▶ **WHAT TO PRODUCE**
List each line holding the string "content".
* Begin *
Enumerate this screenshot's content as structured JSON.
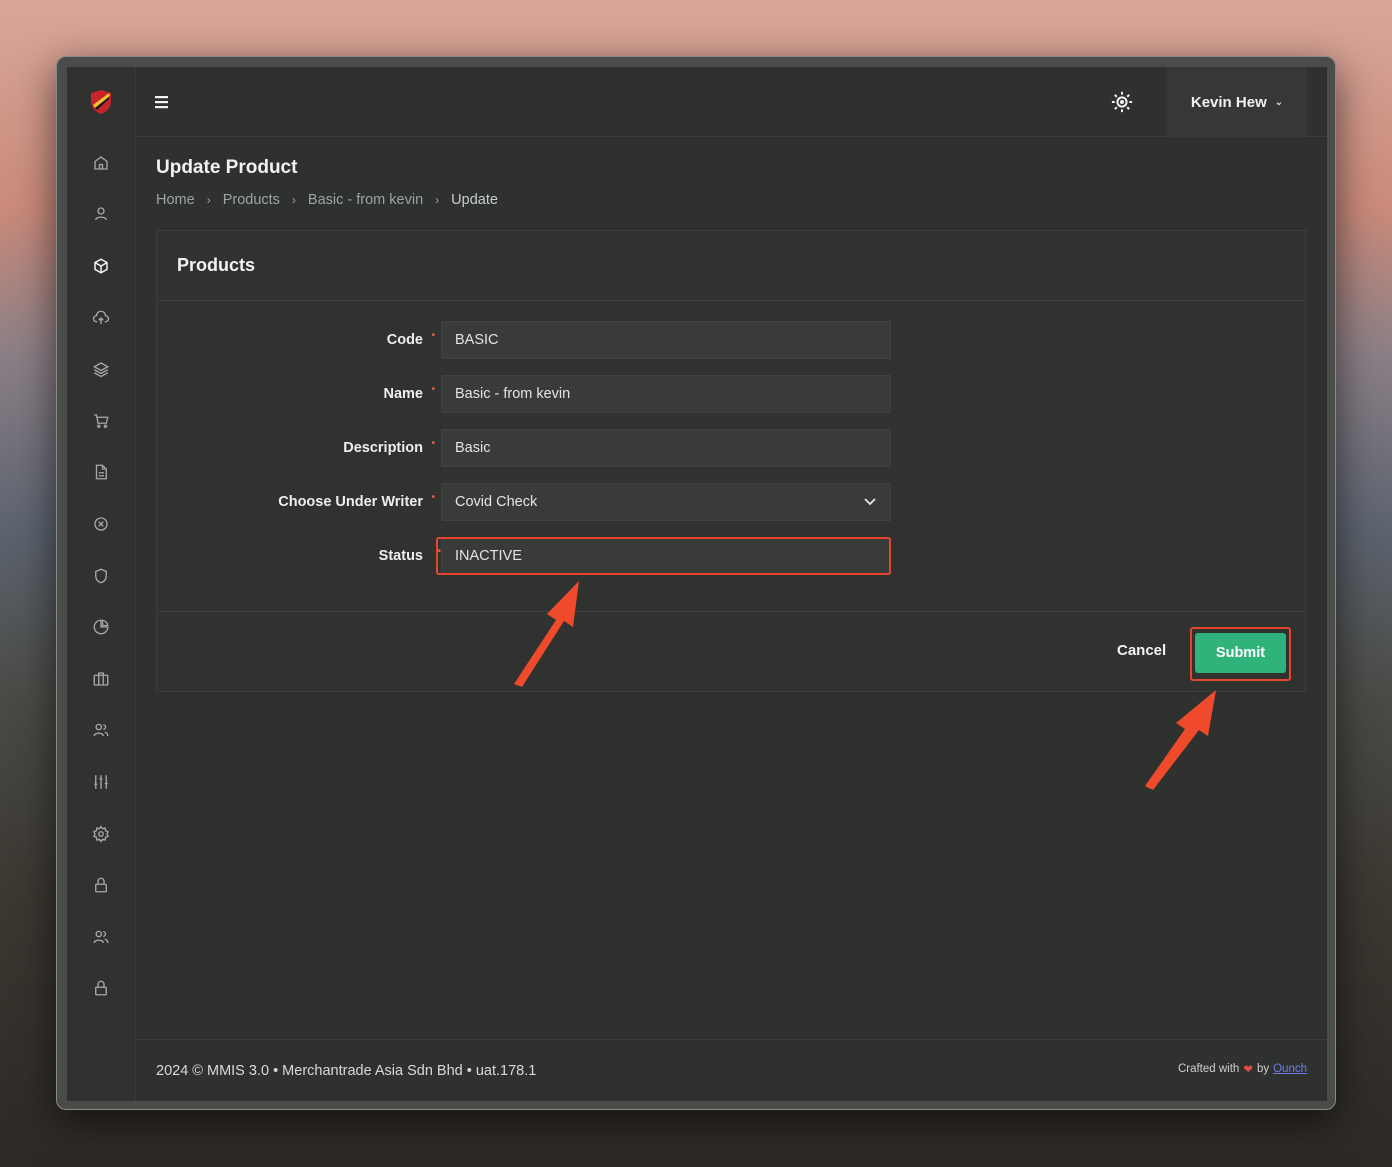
{
  "topbar": {
    "user_name": "Kevin Hew"
  },
  "sidebar": {
    "items": [
      {
        "icon": "home-icon"
      },
      {
        "icon": "user-icon"
      },
      {
        "icon": "cube-icon",
        "active": true
      },
      {
        "icon": "cloud-upload-icon"
      },
      {
        "icon": "layers-icon"
      },
      {
        "icon": "cart-icon"
      },
      {
        "icon": "document-icon"
      },
      {
        "icon": "x-circle-icon"
      },
      {
        "icon": "shield-icon"
      },
      {
        "icon": "pie-chart-icon"
      },
      {
        "icon": "briefcase-icon"
      },
      {
        "icon": "users-icon"
      },
      {
        "icon": "sliders-icon"
      },
      {
        "icon": "gear-icon"
      },
      {
        "icon": "lock-icon"
      },
      {
        "icon": "users-icon"
      },
      {
        "icon": "lock-icon"
      }
    ]
  },
  "page": {
    "title": "Update Product",
    "breadcrumb": [
      "Home",
      "Products",
      "Basic - from kevin",
      "Update"
    ]
  },
  "card": {
    "title": "Products",
    "fields": {
      "code": {
        "label": "Code",
        "value": "BASIC"
      },
      "name": {
        "label": "Name",
        "value": "Basic - from kevin"
      },
      "description": {
        "label": "Description",
        "value": "Basic"
      },
      "underwriter": {
        "label": "Choose Under Writer",
        "value": "Covid Check"
      },
      "status": {
        "label": "Status",
        "value": "INACTIVE"
      }
    },
    "cancel_label": "Cancel",
    "submit_label": "Submit"
  },
  "footer": {
    "left": "2024 © MMIS 3.0 • Merchantrade Asia Sdn Bhd • uat.178.1",
    "crafted": "Crafted with",
    "by": "by",
    "link": "Ounch"
  },
  "colors": {
    "accent_green": "#2fb37a",
    "annotation_red": "#e5452e",
    "app_bg": "#2f312f"
  }
}
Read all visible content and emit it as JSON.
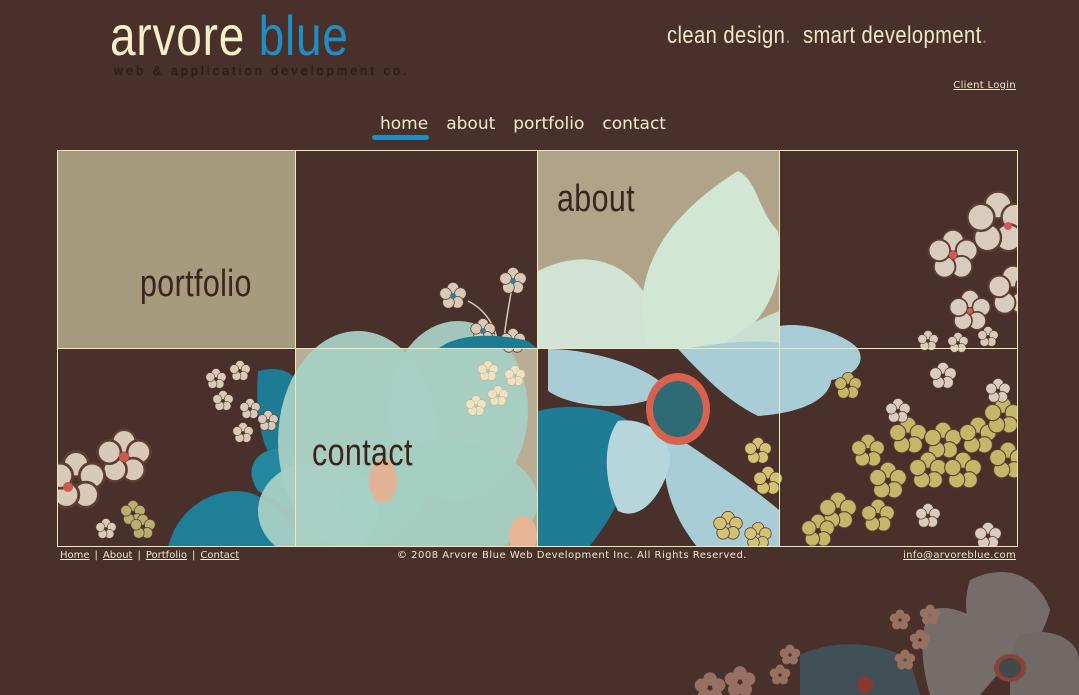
* End *
▶ **ANSWER TO THE TASK**
Enumerate this screenshot's content as structured JSON.
Read all visible content and emit it as JSON.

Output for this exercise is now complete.